• Problem requirements:
Collect each line of the entries that holds the string "Louvain".

---------- Materials provided

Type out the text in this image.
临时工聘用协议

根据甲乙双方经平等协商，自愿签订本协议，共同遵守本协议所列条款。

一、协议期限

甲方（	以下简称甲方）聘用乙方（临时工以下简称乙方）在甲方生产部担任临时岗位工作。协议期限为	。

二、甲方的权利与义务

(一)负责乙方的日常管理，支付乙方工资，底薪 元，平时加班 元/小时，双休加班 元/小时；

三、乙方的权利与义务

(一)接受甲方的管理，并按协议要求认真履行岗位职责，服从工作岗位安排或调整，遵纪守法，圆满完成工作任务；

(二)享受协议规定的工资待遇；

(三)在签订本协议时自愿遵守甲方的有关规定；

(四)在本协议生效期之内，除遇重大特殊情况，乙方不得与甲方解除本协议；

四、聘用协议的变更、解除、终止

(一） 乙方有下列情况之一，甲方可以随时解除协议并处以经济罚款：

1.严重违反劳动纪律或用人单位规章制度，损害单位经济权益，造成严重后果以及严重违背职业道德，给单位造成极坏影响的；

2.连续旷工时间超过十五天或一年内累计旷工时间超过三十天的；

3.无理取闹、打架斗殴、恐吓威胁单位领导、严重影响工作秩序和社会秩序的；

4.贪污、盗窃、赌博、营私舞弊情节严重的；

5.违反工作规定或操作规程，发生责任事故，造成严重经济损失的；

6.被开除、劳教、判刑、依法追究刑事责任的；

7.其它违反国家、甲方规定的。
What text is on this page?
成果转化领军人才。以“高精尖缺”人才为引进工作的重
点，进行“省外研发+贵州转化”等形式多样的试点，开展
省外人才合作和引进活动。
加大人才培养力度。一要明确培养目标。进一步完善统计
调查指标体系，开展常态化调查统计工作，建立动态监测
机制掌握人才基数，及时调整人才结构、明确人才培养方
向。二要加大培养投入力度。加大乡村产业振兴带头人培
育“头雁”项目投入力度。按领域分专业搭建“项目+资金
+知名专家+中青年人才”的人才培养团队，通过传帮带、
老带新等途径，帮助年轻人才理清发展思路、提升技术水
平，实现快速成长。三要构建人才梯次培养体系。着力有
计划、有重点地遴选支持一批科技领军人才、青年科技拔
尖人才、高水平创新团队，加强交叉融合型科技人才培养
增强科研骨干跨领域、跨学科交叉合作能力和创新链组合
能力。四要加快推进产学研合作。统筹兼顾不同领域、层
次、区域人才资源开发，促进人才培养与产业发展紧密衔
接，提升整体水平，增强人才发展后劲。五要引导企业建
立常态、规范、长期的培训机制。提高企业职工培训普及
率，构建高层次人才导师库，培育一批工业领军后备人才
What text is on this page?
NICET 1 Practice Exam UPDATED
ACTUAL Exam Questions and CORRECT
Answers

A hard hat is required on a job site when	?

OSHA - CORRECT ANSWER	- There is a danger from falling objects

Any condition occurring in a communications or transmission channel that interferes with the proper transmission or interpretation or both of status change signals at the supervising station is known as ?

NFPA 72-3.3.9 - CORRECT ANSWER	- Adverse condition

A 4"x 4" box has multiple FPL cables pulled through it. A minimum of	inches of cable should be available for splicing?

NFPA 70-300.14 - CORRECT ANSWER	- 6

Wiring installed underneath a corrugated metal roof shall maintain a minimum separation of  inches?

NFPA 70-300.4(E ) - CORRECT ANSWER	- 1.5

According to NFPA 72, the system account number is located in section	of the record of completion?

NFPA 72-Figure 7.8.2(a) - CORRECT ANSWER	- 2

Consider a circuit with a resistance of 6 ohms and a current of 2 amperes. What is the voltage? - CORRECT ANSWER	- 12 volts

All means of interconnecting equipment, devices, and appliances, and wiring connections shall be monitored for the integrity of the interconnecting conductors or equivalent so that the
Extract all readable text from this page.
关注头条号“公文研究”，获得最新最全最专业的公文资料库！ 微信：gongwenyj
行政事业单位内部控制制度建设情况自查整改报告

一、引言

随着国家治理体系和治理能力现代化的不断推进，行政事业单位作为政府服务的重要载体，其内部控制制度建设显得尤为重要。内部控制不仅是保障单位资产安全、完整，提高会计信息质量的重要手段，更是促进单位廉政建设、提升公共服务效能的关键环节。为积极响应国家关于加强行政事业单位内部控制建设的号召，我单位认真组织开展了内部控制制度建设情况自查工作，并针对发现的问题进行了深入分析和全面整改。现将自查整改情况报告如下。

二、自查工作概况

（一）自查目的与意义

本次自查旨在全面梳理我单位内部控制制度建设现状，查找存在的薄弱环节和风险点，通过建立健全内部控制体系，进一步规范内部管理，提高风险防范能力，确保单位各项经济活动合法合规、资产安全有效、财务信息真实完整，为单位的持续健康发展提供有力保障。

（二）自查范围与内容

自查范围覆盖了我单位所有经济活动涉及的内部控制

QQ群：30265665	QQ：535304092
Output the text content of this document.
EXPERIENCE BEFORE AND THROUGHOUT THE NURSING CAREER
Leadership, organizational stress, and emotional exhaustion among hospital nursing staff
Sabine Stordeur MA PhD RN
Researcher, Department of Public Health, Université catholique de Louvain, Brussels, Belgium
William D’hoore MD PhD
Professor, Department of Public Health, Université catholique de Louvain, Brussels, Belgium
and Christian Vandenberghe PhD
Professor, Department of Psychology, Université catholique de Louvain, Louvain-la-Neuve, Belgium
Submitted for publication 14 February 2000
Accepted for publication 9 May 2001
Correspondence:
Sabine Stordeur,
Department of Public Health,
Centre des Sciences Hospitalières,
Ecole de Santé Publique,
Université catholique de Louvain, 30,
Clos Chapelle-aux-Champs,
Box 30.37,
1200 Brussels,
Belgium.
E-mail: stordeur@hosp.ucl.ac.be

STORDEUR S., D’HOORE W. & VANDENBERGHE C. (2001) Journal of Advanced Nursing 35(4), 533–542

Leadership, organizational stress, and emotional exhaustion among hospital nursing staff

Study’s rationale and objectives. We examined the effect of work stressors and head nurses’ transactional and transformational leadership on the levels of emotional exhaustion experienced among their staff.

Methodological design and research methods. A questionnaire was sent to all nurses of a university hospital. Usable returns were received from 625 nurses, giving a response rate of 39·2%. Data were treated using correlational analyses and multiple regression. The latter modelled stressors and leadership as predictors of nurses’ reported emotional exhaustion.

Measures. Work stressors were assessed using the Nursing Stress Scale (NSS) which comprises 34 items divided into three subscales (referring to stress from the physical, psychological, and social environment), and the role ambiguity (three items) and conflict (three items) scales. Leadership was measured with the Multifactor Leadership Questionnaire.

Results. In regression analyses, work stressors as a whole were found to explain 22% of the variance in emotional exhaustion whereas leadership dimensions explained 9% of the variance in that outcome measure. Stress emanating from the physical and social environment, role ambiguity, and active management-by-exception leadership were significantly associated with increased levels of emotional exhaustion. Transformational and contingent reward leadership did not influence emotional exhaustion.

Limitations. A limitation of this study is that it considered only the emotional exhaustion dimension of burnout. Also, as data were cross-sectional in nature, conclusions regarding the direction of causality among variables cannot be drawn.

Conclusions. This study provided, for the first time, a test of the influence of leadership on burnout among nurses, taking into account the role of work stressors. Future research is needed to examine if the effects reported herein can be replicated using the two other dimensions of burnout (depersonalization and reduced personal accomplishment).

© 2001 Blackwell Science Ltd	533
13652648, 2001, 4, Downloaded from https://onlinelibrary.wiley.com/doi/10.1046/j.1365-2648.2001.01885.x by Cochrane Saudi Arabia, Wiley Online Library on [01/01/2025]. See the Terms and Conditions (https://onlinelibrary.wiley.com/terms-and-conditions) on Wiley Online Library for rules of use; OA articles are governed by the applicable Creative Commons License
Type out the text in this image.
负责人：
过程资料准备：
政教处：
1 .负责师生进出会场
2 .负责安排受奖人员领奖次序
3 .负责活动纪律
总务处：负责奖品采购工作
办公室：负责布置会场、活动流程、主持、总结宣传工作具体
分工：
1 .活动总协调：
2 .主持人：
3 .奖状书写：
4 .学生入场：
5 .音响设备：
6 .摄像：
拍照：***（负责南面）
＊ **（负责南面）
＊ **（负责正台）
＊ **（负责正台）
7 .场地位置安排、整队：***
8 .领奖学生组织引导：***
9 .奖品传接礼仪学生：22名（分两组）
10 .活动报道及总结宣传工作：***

--------------------

• Solution below:
Researcher, Department of Public Health, Université catholique de Louvain, Brussels, Belgium
Professor, Department of Public Health, Université catholique de Louvain, Brussels, Belgium
Professor, Department of Psychology, Université catholique de Louvain, Louvain-la-Neuve, Belgium
Université catholique de Louvain, 30,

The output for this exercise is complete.